EXERCISE: For each line below that includes the word "close", make a copy.

Records from a dataset:
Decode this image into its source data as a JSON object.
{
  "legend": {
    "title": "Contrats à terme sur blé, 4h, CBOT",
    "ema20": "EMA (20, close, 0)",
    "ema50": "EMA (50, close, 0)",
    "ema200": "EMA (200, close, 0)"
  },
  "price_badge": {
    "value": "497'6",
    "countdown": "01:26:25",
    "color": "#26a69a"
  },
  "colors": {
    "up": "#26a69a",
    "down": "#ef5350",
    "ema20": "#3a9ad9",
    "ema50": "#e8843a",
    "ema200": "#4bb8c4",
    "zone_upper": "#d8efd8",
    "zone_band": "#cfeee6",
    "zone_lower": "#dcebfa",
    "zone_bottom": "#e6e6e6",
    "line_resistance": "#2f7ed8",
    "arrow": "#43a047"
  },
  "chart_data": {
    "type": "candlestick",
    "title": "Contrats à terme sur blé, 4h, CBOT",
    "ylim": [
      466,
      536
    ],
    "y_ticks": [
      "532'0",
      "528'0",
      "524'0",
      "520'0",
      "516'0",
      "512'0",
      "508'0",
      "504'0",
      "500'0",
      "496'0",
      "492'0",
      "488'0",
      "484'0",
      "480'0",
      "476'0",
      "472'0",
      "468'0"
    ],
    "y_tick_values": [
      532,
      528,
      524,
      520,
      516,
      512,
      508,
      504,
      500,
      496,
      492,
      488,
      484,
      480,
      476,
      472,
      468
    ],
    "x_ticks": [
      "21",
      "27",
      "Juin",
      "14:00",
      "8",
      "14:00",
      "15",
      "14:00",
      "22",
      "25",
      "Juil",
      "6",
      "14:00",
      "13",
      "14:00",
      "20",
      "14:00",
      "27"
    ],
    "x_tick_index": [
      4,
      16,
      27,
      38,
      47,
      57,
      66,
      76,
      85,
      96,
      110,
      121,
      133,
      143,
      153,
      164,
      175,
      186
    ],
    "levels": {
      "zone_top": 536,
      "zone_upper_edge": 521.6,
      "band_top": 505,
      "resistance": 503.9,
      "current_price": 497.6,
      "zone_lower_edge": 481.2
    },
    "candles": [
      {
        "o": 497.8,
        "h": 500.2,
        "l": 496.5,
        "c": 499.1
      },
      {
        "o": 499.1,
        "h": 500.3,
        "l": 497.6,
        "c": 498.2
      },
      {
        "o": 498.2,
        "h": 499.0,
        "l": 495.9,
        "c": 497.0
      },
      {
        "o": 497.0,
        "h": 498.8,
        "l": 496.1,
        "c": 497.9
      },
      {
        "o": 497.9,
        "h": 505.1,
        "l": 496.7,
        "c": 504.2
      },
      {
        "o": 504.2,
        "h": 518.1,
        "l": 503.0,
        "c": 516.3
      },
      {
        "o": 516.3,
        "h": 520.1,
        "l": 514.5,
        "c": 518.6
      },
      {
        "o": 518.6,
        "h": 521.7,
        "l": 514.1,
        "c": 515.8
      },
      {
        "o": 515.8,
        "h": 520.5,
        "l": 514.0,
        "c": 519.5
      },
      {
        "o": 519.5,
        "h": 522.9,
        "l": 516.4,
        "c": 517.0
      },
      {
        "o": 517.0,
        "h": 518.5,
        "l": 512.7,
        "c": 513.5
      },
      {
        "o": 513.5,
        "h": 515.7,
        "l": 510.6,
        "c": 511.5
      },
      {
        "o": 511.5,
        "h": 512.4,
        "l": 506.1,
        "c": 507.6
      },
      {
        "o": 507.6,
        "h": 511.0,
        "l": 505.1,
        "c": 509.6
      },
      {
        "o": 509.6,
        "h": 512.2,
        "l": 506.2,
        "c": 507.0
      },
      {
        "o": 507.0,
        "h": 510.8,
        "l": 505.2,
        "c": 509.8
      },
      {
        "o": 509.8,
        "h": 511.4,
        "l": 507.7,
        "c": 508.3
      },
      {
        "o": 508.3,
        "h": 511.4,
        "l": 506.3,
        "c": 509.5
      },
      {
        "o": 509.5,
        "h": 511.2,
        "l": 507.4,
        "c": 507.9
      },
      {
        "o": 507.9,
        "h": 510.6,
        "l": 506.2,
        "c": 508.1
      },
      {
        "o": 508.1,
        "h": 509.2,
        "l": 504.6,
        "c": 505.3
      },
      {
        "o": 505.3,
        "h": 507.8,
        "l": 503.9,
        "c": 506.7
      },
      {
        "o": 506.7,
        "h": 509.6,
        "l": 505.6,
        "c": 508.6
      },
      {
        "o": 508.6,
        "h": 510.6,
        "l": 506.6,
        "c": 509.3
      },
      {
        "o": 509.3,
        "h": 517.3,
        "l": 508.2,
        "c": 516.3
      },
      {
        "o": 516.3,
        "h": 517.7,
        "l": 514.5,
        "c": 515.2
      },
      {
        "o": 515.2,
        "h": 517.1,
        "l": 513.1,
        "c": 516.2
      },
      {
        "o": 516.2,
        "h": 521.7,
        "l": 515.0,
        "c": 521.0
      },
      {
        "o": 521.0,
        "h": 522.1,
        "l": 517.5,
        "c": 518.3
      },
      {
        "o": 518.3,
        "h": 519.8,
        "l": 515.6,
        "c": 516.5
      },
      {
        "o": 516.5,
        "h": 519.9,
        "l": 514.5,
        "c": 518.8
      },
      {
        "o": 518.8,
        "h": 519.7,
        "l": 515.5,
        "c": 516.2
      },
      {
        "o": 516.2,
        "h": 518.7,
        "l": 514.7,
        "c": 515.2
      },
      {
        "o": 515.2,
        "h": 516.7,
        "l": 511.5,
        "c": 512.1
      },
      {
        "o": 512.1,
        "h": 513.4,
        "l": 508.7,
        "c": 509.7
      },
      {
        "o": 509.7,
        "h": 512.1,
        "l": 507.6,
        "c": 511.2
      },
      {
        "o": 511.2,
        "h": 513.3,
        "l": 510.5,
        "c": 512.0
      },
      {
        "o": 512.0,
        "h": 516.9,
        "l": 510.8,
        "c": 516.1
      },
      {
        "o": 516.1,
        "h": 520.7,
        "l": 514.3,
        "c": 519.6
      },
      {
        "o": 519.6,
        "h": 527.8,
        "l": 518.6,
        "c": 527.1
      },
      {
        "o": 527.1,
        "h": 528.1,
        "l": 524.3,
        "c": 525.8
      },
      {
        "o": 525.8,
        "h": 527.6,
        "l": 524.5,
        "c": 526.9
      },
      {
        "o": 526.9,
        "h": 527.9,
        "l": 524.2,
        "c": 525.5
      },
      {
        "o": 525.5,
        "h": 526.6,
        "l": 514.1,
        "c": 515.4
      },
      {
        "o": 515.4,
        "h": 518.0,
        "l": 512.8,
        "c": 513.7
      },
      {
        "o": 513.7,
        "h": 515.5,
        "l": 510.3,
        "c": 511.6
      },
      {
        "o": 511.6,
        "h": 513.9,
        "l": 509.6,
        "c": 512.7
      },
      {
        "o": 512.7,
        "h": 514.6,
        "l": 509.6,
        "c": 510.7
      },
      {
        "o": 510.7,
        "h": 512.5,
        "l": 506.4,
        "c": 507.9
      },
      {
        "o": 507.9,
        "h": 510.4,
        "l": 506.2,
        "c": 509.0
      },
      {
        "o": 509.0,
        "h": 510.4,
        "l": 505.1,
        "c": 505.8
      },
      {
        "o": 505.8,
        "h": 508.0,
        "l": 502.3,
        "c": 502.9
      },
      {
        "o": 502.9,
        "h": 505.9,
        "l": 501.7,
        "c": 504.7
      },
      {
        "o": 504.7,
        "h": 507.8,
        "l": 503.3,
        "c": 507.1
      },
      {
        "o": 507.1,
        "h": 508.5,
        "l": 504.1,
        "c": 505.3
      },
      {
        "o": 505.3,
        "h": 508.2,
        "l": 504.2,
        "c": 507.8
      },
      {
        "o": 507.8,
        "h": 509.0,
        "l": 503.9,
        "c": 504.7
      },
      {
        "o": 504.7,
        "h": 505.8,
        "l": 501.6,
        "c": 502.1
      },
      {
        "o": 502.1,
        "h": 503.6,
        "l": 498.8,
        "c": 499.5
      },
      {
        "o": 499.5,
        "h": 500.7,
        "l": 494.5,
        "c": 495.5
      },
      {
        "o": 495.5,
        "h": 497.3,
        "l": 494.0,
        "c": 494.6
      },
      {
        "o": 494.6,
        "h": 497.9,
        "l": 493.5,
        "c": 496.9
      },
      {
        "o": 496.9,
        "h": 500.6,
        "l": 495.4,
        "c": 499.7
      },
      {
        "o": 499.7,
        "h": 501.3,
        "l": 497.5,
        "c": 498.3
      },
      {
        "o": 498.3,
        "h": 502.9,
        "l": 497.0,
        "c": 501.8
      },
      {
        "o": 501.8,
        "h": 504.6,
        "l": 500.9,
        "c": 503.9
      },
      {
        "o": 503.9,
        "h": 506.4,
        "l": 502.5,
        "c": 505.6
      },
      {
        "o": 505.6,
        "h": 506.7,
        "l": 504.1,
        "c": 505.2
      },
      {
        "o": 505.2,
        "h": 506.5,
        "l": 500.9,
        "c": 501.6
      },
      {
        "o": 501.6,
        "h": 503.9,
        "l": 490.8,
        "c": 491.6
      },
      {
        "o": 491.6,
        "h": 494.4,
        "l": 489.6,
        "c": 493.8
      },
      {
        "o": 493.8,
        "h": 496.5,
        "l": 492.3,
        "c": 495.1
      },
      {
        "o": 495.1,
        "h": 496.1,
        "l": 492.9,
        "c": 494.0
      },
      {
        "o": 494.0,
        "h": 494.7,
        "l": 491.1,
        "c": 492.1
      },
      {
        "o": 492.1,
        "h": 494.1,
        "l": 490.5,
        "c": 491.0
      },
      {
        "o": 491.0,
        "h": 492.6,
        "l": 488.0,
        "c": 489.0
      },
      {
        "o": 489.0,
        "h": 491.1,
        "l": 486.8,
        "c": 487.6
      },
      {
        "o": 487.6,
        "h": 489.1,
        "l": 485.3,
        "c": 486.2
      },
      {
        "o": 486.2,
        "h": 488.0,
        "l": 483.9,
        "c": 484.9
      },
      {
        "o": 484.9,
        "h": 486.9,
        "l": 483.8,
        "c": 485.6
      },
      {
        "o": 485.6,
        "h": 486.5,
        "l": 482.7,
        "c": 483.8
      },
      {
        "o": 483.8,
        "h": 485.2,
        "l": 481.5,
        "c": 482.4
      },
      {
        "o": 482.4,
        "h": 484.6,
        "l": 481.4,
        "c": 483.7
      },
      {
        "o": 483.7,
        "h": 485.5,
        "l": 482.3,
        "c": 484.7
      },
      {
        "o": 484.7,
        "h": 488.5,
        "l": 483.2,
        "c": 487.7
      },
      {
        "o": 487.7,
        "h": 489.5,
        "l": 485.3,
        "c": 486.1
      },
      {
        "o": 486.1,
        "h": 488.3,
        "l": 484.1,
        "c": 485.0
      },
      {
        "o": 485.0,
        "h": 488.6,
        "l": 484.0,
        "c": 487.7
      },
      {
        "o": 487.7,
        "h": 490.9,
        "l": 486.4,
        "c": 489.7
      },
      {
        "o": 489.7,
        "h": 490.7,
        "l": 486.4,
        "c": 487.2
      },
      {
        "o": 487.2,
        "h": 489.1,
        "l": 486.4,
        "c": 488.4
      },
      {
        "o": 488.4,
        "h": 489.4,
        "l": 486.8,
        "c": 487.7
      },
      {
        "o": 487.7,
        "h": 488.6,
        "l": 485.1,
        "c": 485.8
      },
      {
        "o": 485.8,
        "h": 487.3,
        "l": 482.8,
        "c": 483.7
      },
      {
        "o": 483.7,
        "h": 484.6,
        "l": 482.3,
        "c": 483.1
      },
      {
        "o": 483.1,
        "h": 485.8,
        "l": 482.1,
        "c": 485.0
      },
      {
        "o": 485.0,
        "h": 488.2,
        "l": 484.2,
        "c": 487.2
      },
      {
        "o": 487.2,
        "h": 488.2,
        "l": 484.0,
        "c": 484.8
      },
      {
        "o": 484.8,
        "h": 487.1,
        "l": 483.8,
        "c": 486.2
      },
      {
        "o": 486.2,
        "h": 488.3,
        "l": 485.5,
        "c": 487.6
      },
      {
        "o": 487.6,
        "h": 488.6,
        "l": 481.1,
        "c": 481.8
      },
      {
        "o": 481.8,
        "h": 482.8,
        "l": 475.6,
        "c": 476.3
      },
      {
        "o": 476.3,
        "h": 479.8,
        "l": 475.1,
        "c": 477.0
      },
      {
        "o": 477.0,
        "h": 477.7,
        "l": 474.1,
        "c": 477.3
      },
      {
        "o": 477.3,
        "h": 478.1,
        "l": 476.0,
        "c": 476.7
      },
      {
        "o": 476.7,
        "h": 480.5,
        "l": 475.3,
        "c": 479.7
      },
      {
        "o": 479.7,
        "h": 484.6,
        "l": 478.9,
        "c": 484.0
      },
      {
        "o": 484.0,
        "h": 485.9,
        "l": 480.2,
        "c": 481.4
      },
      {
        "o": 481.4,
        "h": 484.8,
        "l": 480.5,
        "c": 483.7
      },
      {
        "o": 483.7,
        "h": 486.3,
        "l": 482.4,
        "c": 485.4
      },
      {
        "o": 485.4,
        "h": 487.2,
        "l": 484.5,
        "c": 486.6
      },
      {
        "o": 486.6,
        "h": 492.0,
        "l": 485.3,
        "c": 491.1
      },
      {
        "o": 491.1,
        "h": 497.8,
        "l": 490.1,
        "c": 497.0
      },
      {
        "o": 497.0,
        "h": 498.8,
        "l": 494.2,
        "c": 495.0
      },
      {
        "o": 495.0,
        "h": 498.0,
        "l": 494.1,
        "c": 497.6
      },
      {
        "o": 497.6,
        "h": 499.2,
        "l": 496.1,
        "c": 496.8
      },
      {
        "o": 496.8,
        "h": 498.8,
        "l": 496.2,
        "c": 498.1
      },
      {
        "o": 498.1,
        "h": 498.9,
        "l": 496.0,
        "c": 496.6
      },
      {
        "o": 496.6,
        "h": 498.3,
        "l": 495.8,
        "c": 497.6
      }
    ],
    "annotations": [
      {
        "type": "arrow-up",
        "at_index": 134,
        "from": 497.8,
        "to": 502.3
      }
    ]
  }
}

ANSWER TO THIS PROBLEM:
    "ema20": "EMA (20, close, 0)",
    "ema50": "EMA (50, close, 0)",
    "ema200": "EMA (200, close, 0)"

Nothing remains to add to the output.